* Passage *
The “Fannish Enough” Question

In the Challenge Cheryl series of articles, Mike Glyer asked:

What must somebody do to become “fannish enough”?

(I’ll leave it up to you to deal with the related issues “for who?”, “why bother?”, and “so’s yer old man”….)

Mike is quite right to highlight context here, and I’d like to start by addressing a very specific context: that of the Fan Hugo Awards (Best Fan Writer, Best Fan Artist and Best Fanzine). The Hugo awards do not define what it means to be a “fan”. As with many other categories, they leave such decisions up to the voters. If people get nominated in the fan categories then it is assumed that the voters have spoken and that those people are indeed “fannish enough” for the purposes of the Hugos.

There are still people who claim that I was “not worthy” of Hugo nominations, and who think I should give back my award. There are also, I understand, people who think that John Scalzi should not be allowed to compete as a fan. Those people are welcome to their opinions, but their opinions cannot change history. The historical record says that both John and I have been nominated for fan Hugos, and Emerald City has won one. If anyone wants to change that record then they should take their case before the WSFS Business Meeting. Until such time as they do, and succeed in persuading WSFS to retroactively change the results of the Hugos, then John and I are clearly both “fannish enough” for the Hugos.

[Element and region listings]
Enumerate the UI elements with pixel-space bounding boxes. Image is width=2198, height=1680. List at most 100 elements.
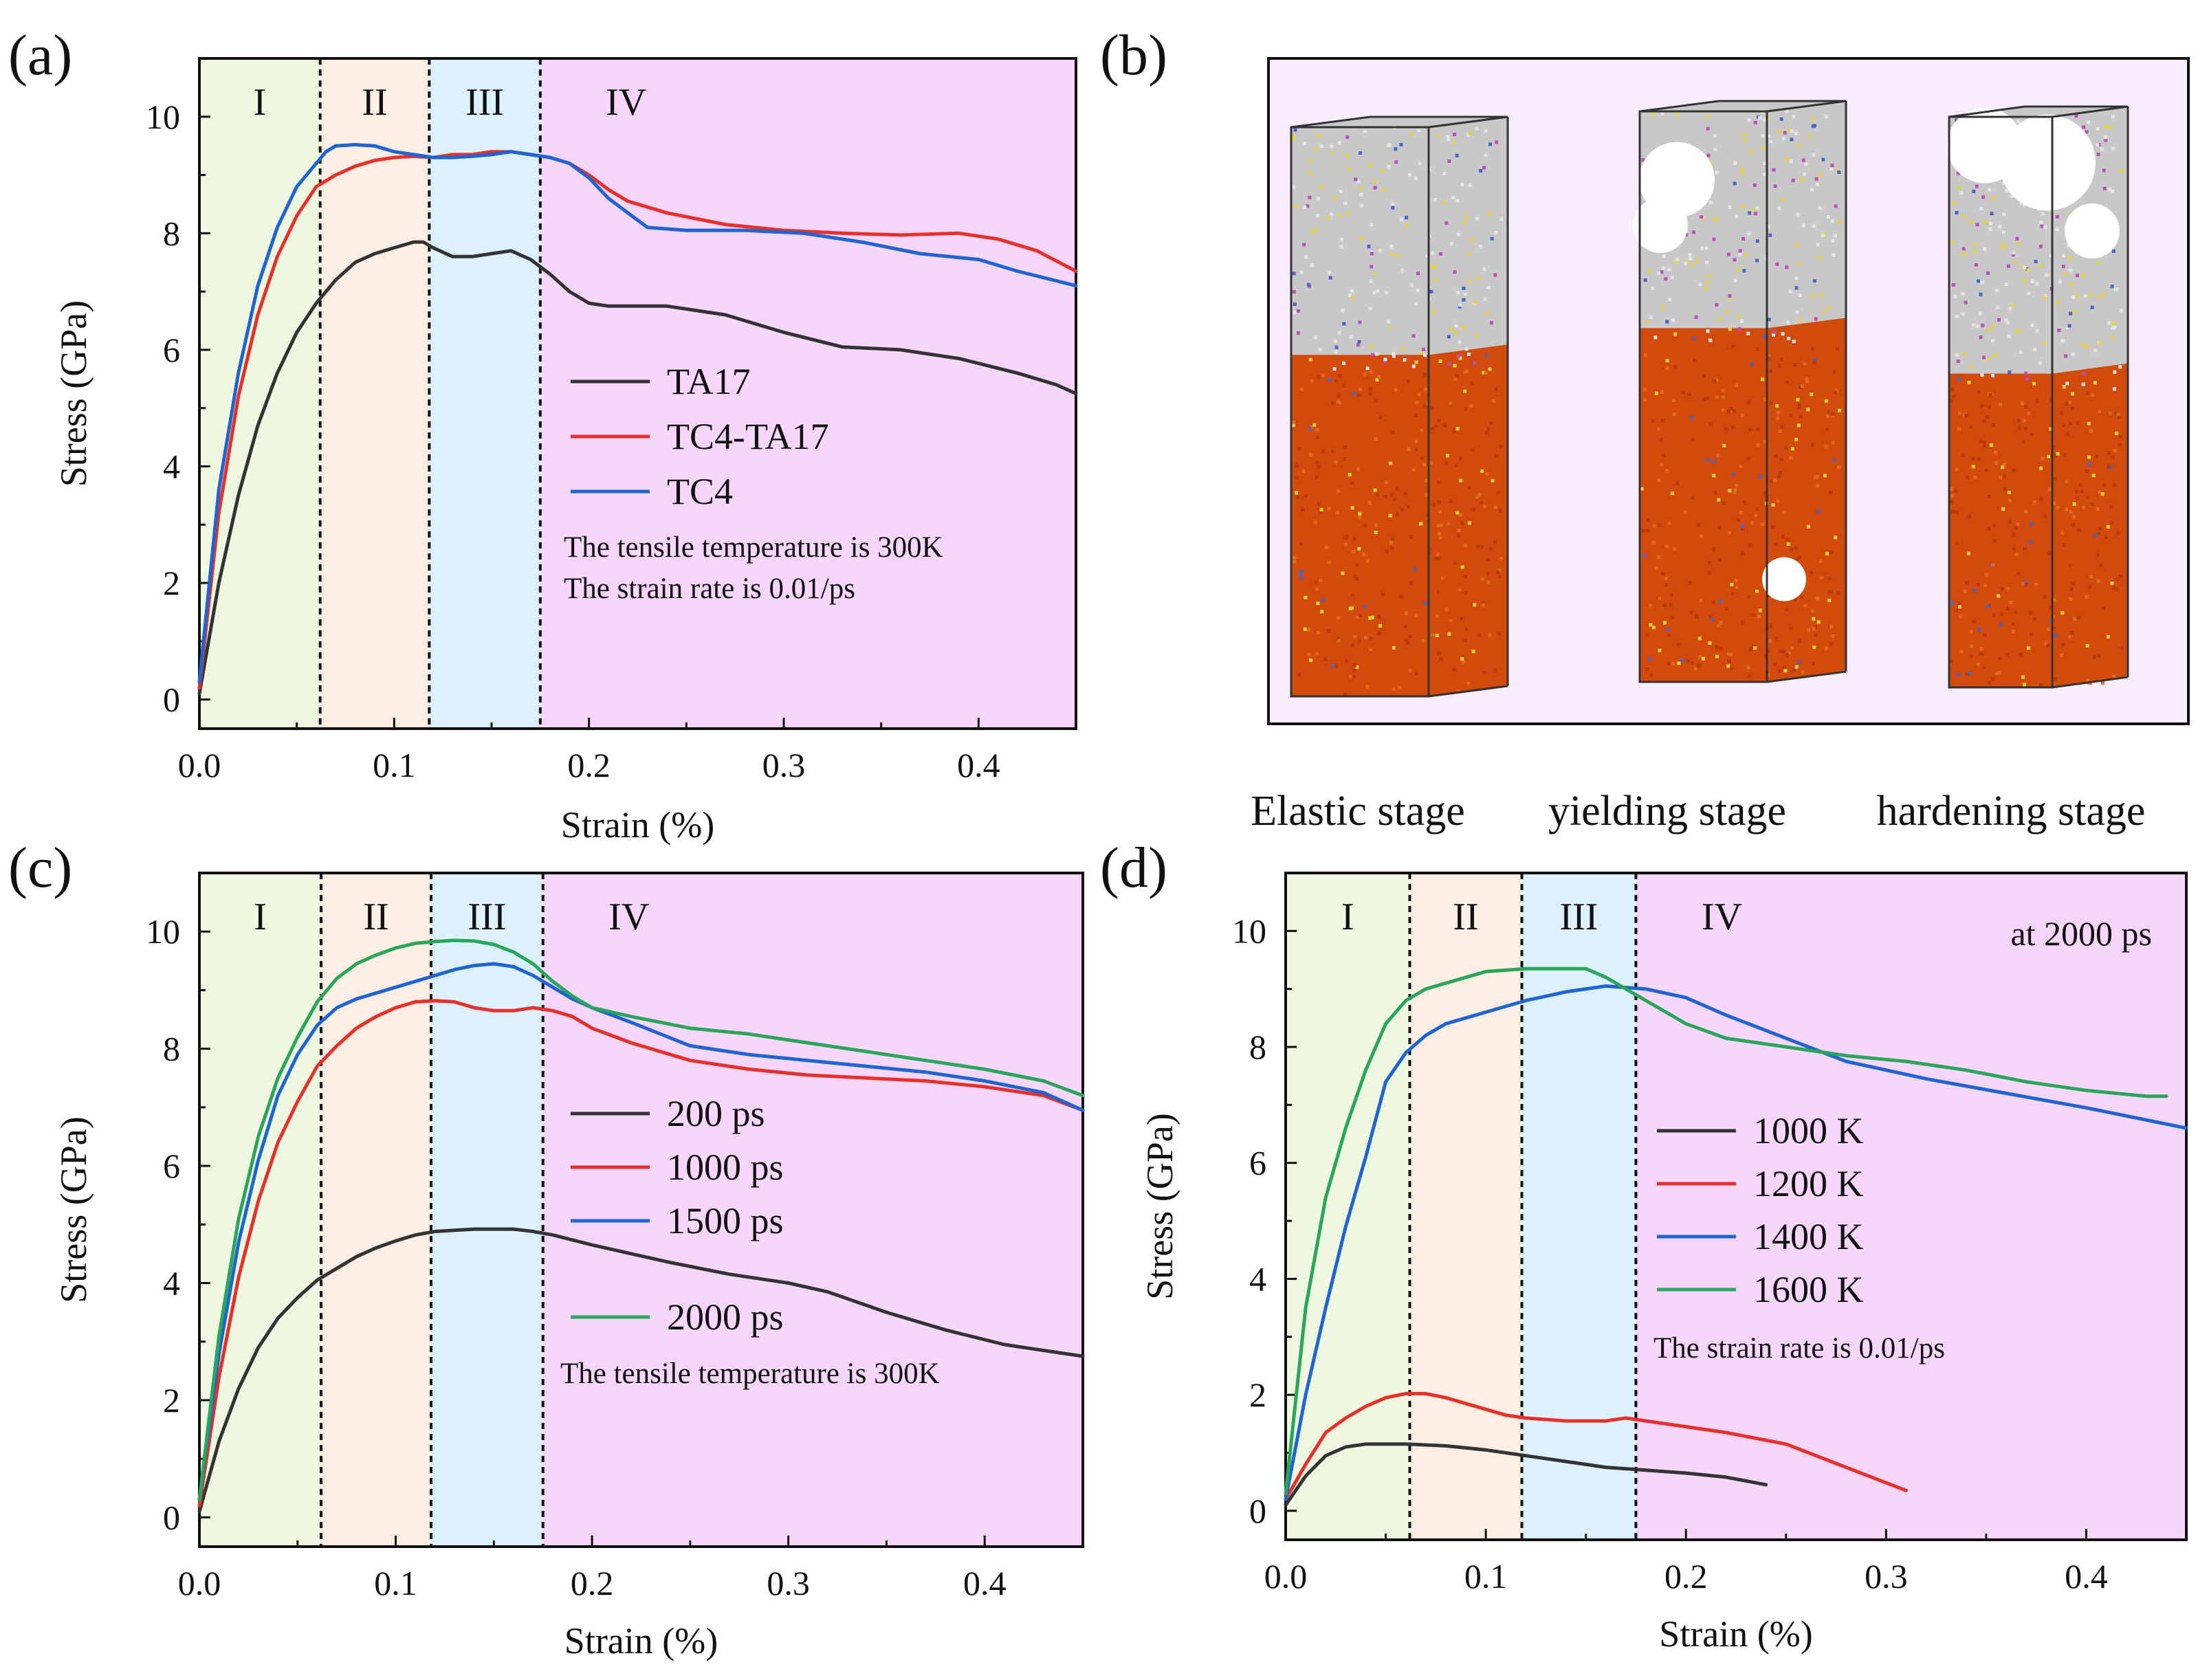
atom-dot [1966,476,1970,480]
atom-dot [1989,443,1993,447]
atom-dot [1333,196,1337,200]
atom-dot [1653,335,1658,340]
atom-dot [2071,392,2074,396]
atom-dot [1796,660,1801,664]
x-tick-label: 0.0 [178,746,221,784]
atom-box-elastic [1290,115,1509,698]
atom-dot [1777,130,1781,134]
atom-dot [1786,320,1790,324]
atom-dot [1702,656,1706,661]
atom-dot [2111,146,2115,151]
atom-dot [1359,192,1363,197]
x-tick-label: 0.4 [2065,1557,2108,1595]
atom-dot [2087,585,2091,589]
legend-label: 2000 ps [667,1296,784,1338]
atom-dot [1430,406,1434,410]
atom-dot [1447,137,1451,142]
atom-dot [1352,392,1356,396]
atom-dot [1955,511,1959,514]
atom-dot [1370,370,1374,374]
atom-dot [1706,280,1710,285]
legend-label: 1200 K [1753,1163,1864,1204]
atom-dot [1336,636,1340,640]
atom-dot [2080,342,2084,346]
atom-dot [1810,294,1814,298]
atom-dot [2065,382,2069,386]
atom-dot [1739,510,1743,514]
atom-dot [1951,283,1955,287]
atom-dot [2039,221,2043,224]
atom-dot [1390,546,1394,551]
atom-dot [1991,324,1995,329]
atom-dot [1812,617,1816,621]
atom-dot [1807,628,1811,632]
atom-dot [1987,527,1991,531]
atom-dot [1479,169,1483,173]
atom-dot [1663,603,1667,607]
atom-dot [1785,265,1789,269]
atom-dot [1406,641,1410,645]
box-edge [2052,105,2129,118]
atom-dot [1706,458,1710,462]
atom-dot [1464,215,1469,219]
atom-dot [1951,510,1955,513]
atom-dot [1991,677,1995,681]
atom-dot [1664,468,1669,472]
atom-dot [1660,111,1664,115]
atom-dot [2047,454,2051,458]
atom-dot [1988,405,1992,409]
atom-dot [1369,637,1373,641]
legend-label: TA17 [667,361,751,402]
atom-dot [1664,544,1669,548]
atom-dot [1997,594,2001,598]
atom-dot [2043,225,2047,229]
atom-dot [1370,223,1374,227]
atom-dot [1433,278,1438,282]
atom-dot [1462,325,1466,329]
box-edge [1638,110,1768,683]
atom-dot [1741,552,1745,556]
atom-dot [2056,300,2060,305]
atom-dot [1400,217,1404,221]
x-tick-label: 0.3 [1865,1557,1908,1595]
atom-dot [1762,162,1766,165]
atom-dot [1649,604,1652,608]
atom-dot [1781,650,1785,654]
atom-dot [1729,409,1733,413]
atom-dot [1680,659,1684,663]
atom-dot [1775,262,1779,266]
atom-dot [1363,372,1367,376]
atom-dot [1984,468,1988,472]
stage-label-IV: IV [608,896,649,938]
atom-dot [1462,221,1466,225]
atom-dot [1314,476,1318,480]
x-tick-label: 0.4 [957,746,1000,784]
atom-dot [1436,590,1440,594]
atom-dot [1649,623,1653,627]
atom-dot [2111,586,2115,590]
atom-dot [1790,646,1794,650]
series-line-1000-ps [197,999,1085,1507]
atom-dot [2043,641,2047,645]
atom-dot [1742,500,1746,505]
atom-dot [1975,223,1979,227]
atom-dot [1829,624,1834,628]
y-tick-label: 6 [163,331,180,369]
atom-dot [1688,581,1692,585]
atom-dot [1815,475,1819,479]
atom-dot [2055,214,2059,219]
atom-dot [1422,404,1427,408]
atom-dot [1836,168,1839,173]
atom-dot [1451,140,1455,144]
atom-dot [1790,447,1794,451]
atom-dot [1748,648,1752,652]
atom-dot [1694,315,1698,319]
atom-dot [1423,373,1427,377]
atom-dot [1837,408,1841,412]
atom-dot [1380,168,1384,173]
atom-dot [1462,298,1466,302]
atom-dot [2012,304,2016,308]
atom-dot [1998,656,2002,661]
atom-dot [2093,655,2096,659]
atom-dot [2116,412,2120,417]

==

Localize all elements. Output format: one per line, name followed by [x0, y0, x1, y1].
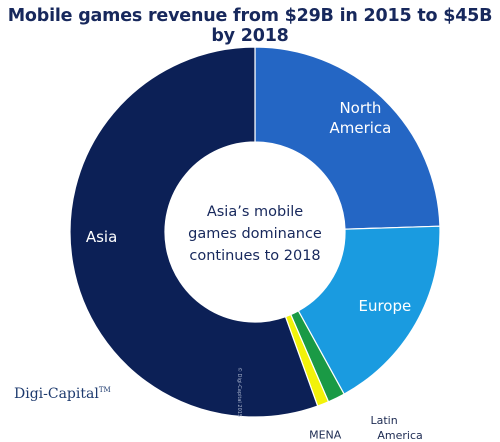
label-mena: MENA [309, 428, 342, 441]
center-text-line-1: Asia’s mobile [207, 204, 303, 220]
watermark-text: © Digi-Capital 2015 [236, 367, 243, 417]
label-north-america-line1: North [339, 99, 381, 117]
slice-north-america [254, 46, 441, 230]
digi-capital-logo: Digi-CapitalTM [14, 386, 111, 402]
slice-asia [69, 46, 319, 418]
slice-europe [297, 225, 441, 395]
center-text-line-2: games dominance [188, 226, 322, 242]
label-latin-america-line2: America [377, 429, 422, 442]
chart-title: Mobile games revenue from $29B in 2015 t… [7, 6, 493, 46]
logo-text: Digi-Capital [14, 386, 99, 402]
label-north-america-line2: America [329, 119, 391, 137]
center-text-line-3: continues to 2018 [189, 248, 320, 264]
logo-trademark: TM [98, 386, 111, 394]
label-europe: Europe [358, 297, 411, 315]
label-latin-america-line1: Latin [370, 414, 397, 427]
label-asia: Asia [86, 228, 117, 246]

* What you need to do *
1) In the essay on the "fannish enough" question, which three Fan Hugo Award categories are listed?
2) Extend the essay on the "fannish enough" question, picking up right after its final sentence.

* Task-by-task answers *
1) Best Fan Writer, Best Fan Artist and Best Fanzine.

2)
That, however, is a very simple case. It doesn’t address why those individuals feel the way that they do, or whether their opinions might be more valid than those of the WSFS membership as a whole. The trouble is that “fannish enough” means very different things to different people.

The usual group that comes to mind when such issues are raised is CORPSE Core Fandom, that group of hardcore fanzine fans that seems to think that the fan Hugos belong to them (or perhaps should be scrapped if their preferred candidates don’t win). And to be fair, they do have something of a case in that they can claim to be the descendents of the original science fiction fandom that started back in the 1940s. In those days, fanzines and letters were the only way that fandom had to communicate, and writing them was what fans did.

Then again, the line of descent isn’t quite that clear. I’m not a great expert on the Sercon v Trufen war, but as I understand it the original fanzines were rather more like Emerald City than like more modern ‘zines. They talked almost exclusively about science fiction. When some fanzine writers started to write about other things, they got accused of not being fannish enough. And today’s fanzine fandom is actually descended from those early rebels – people who felt that fandom should be more than just writing about science fiction.

I should add that con runners are by no means innocent of exclusivity. In the debates over the cost of Hugo voting some people appear to have been suggesting that if you are not prepared to attend Worldcon on a regular basis, or at least pay substantial sums of money to subsidize the con-going activities of those who can afford to attend, then you are not serious enough about fandom to be allowed a vote. That’s a type of “not fannish enough” argument.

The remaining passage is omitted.